___ Extracted information

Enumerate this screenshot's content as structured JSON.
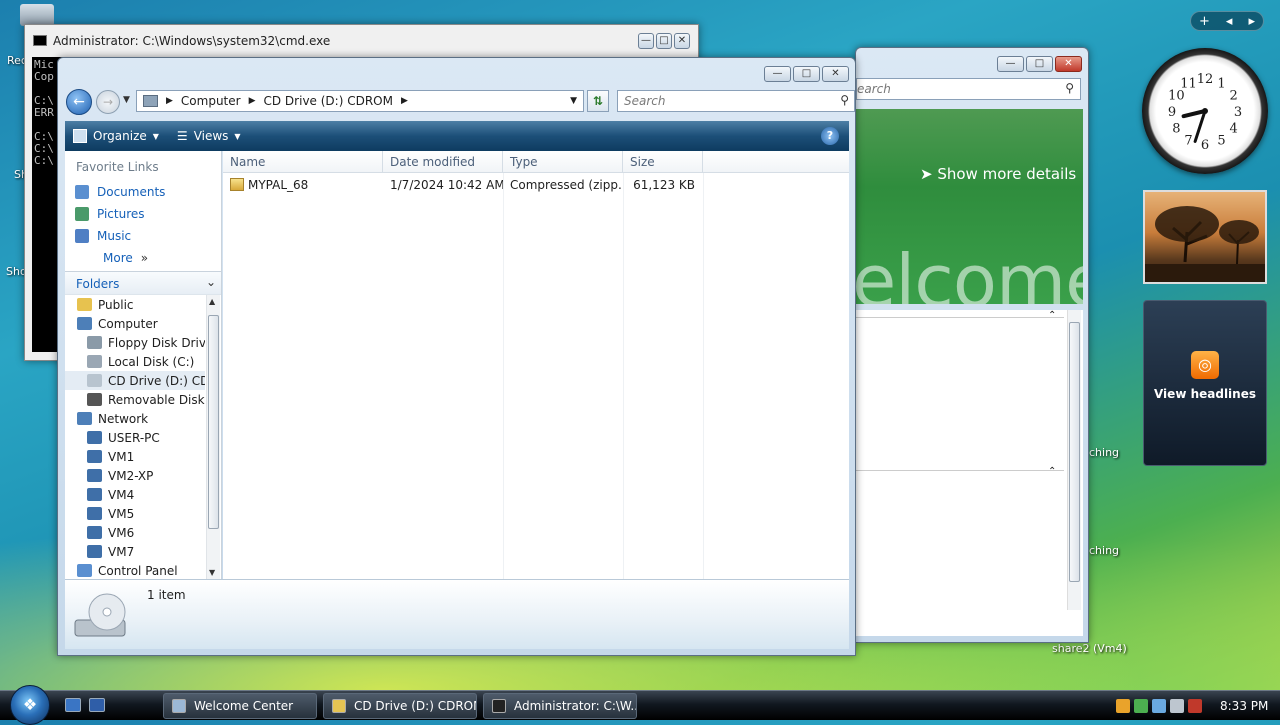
{
  "desktop": {
    "left_labels": [
      "Rec",
      "Sh",
      "Sho"
    ],
    "right_labels": [
      "ching",
      "ching",
      "share2 (Vm4)"
    ]
  },
  "gadgets": {
    "sidebar_controls": [
      "+",
      "◂",
      "▸"
    ],
    "clock": {
      "hour": 8,
      "minute": 33,
      "numerals": [
        "12",
        "1",
        "2",
        "3",
        "4",
        "5",
        "6",
        "7",
        "8",
        "9",
        "10",
        "11"
      ]
    },
    "feed": {
      "label": "View headlines",
      "icon": "rss-icon"
    }
  },
  "cmd": {
    "title": "Administrator: C:\\Windows\\system32\\cmd.exe",
    "lines": [
      "Mic",
      "Cop",
      "",
      "C:\\",
      "ERR",
      "",
      "C:\\",
      "C:\\",
      "C:\\"
    ]
  },
  "welcome": {
    "search_placeholder": "earch",
    "show_more": "Show more details",
    "watermark": "elcome"
  },
  "explorer": {
    "breadcrumb": [
      "Computer",
      "CD Drive (D:) CDROM"
    ],
    "search_placeholder": "Search",
    "toolbar": {
      "organize": "Organize",
      "views": "Views",
      "help": "?"
    },
    "favorites_header": "Favorite Links",
    "favorites": [
      {
        "label": "Documents",
        "color": "#5a8fd0"
      },
      {
        "label": "Pictures",
        "color": "#4a9a6a"
      },
      {
        "label": "Music",
        "color": "#4f7fc4"
      },
      {
        "label": "More",
        "color": ""
      }
    ],
    "folders_header": "Folders",
    "tree": [
      {
        "label": "Public",
        "indent": 0,
        "icon": "folder-icon",
        "color": "#e7c24f"
      },
      {
        "label": "Computer",
        "indent": 0,
        "icon": "computer-icon",
        "color": "#4d7fb8"
      },
      {
        "label": "Floppy Disk Drive (",
        "indent": 1,
        "icon": "floppy-icon",
        "color": "#8a9aa8"
      },
      {
        "label": "Local Disk (C:)",
        "indent": 1,
        "icon": "disk-icon",
        "color": "#9aa7b4"
      },
      {
        "label": "CD Drive (D:) CDRO",
        "indent": 1,
        "icon": "cd-icon",
        "color": "#b8c4cf",
        "selected": true
      },
      {
        "label": "Removable Disk (E",
        "indent": 1,
        "icon": "usb-icon",
        "color": "#555"
      },
      {
        "label": "Network",
        "indent": 0,
        "icon": "network-icon",
        "color": "#4d7fb8"
      },
      {
        "label": "USER-PC",
        "indent": 1,
        "icon": "pc-icon",
        "color": "#3f6fa8"
      },
      {
        "label": "VM1",
        "indent": 1,
        "icon": "pc-icon",
        "color": "#3f6fa8"
      },
      {
        "label": "VM2-XP",
        "indent": 1,
        "icon": "pc-icon",
        "color": "#3f6fa8"
      },
      {
        "label": "VM4",
        "indent": 1,
        "icon": "pc-icon",
        "color": "#3f6fa8"
      },
      {
        "label": "VM5",
        "indent": 1,
        "icon": "pc-icon",
        "color": "#3f6fa8"
      },
      {
        "label": "VM6",
        "indent": 1,
        "icon": "pc-icon",
        "color": "#3f6fa8"
      },
      {
        "label": "VM7",
        "indent": 1,
        "icon": "pc-icon",
        "color": "#3f6fa8"
      },
      {
        "label": "Control Panel",
        "indent": 0,
        "icon": "control-panel-icon",
        "color": "#5a8fd0"
      }
    ],
    "columns": [
      "Name",
      "Date modified",
      "Type",
      "Size"
    ],
    "files": [
      {
        "name": "MYPAL_68",
        "date": "1/7/2024 10:42 AM",
        "type": "Compressed (zipp...",
        "size": "61,123 KB"
      }
    ],
    "status": "1 item"
  },
  "taskbar": {
    "start": "start-orb",
    "tasks": [
      {
        "label": "Welcome Center",
        "color": "#9bb8d6"
      },
      {
        "label": "CD Drive (D:) CDROM",
        "color": "#e5c453"
      },
      {
        "label": "Administrator: C:\\W...",
        "color": "#222"
      }
    ],
    "tray_colors": [
      "#e9a32b",
      "#4caf50",
      "#6aa9e0",
      "#bdc6cf",
      "#c0392b"
    ],
    "time": "8:33 PM"
  }
}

______

▶ _Aim of the exercise_
Indicate how many lines of the material contain the string "Drive", giving the number and nothing more.

▶ _Full response_
4